→ WORK TO DO
Examine the records and identify each line that includes the string "Regiment". Copy those lines.

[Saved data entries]
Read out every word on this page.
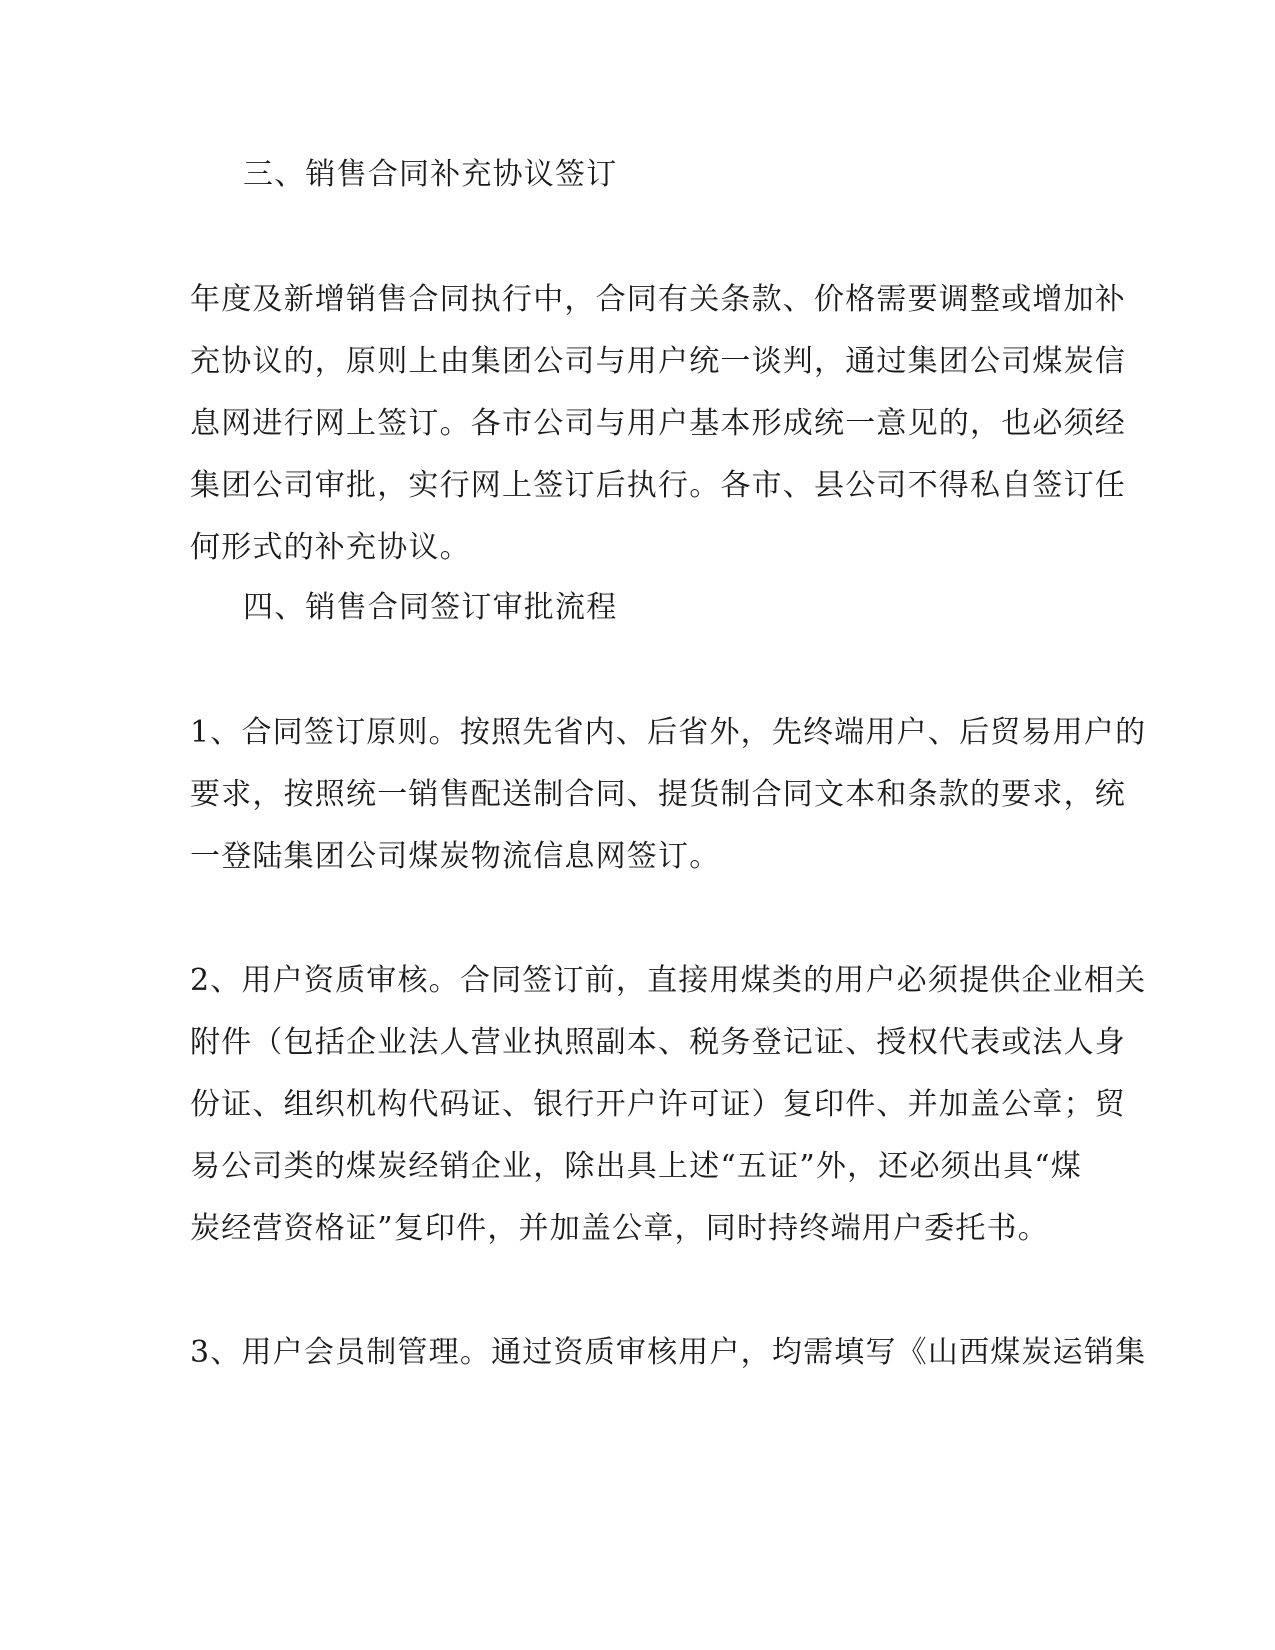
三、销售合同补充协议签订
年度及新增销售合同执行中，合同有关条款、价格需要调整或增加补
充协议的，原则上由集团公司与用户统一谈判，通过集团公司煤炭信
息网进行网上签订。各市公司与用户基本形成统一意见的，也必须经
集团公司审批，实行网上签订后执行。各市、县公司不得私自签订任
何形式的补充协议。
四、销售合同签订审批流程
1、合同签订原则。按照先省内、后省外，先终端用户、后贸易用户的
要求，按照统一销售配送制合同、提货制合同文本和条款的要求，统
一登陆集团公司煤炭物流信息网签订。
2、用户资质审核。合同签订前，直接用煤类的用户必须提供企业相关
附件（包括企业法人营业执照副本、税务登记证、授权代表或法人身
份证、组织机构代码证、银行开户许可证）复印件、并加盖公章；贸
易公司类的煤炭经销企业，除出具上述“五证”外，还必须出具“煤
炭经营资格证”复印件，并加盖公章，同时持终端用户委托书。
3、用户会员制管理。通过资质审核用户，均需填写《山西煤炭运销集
---
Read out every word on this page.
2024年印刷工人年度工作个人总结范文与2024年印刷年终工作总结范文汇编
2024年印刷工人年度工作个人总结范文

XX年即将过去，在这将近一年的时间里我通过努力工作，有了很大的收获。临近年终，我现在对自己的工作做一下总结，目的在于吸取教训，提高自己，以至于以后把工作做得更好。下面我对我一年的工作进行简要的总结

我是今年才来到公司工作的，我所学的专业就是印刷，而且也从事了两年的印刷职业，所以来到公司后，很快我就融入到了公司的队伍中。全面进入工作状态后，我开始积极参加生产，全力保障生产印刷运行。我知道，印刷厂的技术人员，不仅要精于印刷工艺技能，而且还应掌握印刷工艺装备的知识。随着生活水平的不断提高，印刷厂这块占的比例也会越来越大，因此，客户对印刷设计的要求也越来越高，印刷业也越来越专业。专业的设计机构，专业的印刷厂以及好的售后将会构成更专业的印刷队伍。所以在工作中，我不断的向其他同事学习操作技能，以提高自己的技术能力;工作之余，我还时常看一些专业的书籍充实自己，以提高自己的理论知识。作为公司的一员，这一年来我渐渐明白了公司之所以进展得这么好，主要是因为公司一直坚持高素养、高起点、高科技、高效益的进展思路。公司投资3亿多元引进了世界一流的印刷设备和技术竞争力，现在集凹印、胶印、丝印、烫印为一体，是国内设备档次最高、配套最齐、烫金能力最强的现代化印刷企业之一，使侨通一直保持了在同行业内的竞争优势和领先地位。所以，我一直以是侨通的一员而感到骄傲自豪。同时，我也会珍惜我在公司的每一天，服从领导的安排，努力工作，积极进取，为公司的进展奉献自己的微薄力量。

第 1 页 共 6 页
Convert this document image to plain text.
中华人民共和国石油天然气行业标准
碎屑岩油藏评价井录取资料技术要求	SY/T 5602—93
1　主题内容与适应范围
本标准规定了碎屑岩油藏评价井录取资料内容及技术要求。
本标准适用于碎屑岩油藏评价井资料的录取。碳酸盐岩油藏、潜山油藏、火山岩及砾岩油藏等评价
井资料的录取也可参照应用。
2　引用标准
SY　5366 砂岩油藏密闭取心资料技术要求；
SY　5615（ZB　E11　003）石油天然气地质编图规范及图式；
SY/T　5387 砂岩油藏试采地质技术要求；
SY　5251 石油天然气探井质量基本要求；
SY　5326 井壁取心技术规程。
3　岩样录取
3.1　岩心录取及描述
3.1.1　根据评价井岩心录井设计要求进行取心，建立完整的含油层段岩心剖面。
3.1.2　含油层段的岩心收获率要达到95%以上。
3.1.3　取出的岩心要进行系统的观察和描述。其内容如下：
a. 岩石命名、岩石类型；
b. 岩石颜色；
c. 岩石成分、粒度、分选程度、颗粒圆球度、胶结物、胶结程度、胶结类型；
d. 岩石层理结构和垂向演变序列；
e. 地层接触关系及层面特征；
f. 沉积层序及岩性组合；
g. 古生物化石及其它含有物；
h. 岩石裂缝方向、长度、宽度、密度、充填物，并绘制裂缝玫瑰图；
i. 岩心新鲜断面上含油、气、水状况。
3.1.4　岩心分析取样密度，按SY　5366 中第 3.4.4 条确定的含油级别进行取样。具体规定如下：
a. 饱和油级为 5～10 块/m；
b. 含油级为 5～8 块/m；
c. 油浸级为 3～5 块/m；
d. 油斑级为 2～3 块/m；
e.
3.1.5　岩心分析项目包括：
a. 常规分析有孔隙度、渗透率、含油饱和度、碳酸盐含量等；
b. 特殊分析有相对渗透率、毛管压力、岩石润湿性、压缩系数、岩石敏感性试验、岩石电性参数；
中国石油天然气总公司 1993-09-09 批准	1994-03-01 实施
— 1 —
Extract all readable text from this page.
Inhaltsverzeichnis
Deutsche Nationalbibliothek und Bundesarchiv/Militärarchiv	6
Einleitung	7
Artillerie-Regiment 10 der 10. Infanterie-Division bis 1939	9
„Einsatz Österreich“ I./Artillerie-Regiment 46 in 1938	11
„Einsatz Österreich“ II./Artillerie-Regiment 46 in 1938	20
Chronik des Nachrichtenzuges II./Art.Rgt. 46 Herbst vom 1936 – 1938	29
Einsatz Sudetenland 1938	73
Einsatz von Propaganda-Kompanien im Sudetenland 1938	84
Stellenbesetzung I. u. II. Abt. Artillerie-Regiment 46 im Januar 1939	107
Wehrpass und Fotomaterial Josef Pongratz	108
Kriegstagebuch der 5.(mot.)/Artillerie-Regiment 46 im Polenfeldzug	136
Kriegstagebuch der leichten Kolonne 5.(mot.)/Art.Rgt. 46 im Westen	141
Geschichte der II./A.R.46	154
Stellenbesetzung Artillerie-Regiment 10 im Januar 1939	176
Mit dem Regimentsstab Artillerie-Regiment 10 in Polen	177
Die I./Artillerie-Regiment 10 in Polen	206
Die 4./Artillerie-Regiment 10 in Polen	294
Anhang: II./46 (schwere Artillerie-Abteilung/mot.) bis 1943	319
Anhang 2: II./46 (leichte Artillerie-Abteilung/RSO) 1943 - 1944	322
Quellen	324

→ SOLUTION
Artillerie-Regiment 10 der 10. Infanterie-Division bis 1939	9
„Einsatz Österreich“ I./Artillerie-Regiment 46 in 1938	11
„Einsatz Österreich“ II./Artillerie-Regiment 46 in 1938	20
Stellenbesetzung I. u. II. Abt. Artillerie-Regiment 46 im Januar 1939	107
Kriegstagebuch der 5.(mot.)/Artillerie-Regiment 46 im Polenfeldzug	136
Stellenbesetzung Artillerie-Regiment 10 im Januar 1939	176
Mit dem Regimentsstab Artillerie-Regiment 10 in Polen	177
Die I./Artillerie-Regiment 10 in Polen	206
Die 4./Artillerie-Regiment 10 in Polen	294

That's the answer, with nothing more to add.